▶ _Исходный отрывок_:

__________________________________________________

И тем не менее «духовная свобода» писателя-христианина, отказавшегося от христианства, импонировала многим. Кто-то находил в толстовстве близость к мечтаниям о синкретической «всеобщей религии человечества», кому-то было по душе «царство разума» с моральной подкладкой. Так Ясная Поляна превратилась в Мекку для искателей «новой мудрости», причем больше всего их прибывало сюда из Индии, Китая и Японии. Шла активная переписка Толстого с китайцами Чжан Чин-туном и Ку Хун-мином, японскими литераторами Каё Сэнумой, Токутоми Рока, Абэ Исоо... Известный писатель Линь Шу не только переводил на китайский язык произведения нашего классика, но и, вдохновленный его философией, сочинял роман «Даоцзы», упрощая таким образом свой родной даосизм интеллектуальными заимствованиями у русского гуру.
Интересно, что Китай прошел путь от почти религиозного поклонения Толстому (в газетах и журналах Поднебесной его называли «великим мудрецом России», «религиозным реформатором, более глубоким, чем Лютер») до сжигания написанных им книг во время «культурной революции». Впрочем, там предавали в то время огню сочинения и других мастеров мировой литературы.

__________________________________________________

▶ _Строки набора данных_:
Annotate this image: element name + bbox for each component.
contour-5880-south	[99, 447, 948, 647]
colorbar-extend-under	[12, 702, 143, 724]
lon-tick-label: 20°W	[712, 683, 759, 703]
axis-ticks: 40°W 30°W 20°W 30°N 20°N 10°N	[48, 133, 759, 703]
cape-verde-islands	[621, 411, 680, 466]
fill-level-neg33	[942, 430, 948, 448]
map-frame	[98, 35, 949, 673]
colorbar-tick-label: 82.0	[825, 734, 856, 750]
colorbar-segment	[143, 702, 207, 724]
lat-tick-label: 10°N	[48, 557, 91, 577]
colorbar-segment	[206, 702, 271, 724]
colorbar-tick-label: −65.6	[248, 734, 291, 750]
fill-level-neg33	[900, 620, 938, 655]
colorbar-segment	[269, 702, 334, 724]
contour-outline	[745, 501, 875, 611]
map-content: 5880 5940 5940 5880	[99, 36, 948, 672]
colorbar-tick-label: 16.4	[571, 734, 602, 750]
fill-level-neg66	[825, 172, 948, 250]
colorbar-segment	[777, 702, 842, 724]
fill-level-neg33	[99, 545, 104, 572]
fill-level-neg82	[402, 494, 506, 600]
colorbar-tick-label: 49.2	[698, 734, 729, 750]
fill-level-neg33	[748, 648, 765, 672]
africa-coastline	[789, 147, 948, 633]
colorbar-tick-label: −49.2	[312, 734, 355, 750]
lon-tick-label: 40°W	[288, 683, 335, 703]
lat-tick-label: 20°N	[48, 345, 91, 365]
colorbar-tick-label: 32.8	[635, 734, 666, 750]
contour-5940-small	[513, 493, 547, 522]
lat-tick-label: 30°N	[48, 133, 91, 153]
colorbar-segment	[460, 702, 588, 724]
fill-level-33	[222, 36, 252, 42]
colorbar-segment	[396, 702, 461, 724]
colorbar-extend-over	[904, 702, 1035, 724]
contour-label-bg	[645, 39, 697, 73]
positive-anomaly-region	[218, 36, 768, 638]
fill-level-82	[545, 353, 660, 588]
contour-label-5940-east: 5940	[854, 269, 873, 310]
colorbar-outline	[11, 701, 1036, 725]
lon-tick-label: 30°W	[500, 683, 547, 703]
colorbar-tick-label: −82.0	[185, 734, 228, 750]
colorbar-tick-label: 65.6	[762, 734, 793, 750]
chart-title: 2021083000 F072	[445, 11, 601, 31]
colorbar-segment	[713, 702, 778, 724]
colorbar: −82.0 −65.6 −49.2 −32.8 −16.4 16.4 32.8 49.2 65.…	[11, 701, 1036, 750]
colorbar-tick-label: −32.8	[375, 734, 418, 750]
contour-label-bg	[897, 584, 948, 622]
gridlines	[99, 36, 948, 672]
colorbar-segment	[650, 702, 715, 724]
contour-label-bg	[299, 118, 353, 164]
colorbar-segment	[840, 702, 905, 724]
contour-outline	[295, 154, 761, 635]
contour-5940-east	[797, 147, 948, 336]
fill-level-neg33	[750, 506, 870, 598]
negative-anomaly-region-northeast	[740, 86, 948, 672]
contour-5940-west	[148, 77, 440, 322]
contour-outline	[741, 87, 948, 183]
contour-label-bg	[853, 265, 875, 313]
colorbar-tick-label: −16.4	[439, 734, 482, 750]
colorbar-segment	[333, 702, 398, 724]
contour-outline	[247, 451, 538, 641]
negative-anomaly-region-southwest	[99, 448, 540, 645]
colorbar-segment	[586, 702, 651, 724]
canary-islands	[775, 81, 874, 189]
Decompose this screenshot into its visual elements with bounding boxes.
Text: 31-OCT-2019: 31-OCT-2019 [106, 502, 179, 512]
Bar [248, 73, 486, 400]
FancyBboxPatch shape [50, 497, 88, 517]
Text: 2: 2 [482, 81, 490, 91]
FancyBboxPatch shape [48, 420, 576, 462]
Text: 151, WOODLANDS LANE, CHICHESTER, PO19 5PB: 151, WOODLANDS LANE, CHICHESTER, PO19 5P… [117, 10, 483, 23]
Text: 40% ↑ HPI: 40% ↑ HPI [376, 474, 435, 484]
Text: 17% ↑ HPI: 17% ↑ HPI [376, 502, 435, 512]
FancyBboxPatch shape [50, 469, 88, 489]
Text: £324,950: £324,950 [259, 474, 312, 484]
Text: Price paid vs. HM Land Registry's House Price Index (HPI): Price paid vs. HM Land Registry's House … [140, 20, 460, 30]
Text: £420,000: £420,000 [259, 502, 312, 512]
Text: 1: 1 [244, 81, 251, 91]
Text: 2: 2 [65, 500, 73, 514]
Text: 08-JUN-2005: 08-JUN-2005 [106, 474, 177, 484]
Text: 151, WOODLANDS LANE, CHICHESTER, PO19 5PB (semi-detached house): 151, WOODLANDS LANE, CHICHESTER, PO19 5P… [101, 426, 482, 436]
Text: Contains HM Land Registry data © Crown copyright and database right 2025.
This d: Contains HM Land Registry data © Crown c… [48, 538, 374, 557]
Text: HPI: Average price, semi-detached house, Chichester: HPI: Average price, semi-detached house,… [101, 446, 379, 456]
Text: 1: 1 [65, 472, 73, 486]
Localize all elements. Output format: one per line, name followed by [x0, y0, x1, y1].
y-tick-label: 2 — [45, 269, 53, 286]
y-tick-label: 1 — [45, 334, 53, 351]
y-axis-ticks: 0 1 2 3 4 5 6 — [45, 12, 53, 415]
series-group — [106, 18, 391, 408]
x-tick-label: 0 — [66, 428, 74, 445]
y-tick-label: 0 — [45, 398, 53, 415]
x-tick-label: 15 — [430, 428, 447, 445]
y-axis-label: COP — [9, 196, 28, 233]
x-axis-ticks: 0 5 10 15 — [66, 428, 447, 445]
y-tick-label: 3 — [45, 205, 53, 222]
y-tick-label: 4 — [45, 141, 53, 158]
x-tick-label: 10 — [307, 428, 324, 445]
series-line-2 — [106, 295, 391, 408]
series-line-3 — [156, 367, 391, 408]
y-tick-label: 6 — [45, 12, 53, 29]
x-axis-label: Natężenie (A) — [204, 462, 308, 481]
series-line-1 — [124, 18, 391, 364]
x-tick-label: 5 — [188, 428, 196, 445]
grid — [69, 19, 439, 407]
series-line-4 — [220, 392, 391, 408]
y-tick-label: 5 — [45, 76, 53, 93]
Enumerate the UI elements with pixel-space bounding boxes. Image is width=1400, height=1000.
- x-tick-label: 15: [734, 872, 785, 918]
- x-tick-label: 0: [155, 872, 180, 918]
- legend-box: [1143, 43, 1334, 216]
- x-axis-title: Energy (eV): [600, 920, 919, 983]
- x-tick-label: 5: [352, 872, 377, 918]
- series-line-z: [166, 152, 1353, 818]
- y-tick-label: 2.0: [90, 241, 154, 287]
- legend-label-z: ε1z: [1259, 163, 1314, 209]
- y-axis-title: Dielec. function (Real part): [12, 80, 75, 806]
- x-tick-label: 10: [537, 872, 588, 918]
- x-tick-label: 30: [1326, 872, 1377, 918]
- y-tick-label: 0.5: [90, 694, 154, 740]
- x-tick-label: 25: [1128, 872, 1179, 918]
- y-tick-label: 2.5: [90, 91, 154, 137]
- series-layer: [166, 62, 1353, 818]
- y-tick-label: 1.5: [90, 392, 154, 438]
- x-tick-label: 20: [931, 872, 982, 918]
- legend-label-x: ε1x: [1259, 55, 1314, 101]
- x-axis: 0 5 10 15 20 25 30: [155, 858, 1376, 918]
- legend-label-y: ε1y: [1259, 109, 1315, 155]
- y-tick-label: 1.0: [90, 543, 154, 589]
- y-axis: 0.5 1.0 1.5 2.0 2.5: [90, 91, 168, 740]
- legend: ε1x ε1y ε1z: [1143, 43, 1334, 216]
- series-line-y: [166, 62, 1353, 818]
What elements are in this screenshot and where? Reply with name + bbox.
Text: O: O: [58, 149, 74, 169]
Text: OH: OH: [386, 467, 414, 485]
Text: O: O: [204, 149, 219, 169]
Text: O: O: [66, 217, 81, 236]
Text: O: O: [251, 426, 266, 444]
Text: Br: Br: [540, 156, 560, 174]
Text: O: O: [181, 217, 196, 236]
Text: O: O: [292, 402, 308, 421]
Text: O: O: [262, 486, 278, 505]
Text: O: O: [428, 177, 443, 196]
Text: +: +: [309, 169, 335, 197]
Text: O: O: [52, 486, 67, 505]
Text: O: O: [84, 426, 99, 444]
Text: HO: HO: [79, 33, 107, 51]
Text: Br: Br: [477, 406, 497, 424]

__________________________________________________

▶ _Что сделать_:
**A.** Какой роман, вдохновленный философией Толстого, сочинял Линь Шу, если верить отрывку о Толстом?
**B.** Выпишите из отрывка о Толстом фрагмент без изменений: начните с места, где стоят слова «И тем не менее», и остановитесь после слов «у русского гуру.».
**C.** Продолжите отрывок о Толстом и его почитателях в Азии, начиная сразу после его последнего предложения.

▶ _Ответы по порядку_:
**A.** Роман «Даоцзы».

**B.**
И тем не менее «духовная свобода» писателя-христианина, отказавшегося от христианства, импонировала многим. Кто-то находил в толстовстве близость к мечтаниям о синкретической «всеобщей религии человечества», кому-то было по душе «царство разума» с моральной подкладкой. Так Ясная Поляна превратилась в Мекку для искателей «новой мудрости», причем больше всего их прибывало сюда из Индии, Китая и Японии. Шла активная переписка Толстого с китайцами Чжан Чин-туном и Ку Хун-мином, японскими литераторами Каё Сэнумой, Токутоми Рока, Абэ Исоо... Известный писатель Линь Шу не только переводил на китайский язык произведения нашего классика, но и, вдохновленный его философией, сочинял роман «Даоцзы», упрощая таким образом свой родной даосизм интеллектуальными заимствованиями у русского гуру.

**C.**
В Японии пиетет перед Толстым, однажды возникнув, не ослабевал и впоследствии. Примечательно, что его литературный дебют в Стране восходящего солнца потерпел полное фиаско: роман «Война и мир» был напечатан в Токио в 1886 году в отвратительном, сокращенном переводе под заглавием «Плачущие цветы и скорбящие ивы». Однако на рубеже веков на островах начался толстовский бум. Философ и публицист Наоси Като на сей счет свидетельствовал: «Мысли Толстого проникали в каждую извилину японского ума и, подобно пороху, скрытому в трещинах скал, взрывались с большой силой, потрясая до основания все существующие теории и принципы». Проходившая этап ускоренной вестернизации страна нашла в русском писателе некое компромиссное с традиционным японским миросозерцание.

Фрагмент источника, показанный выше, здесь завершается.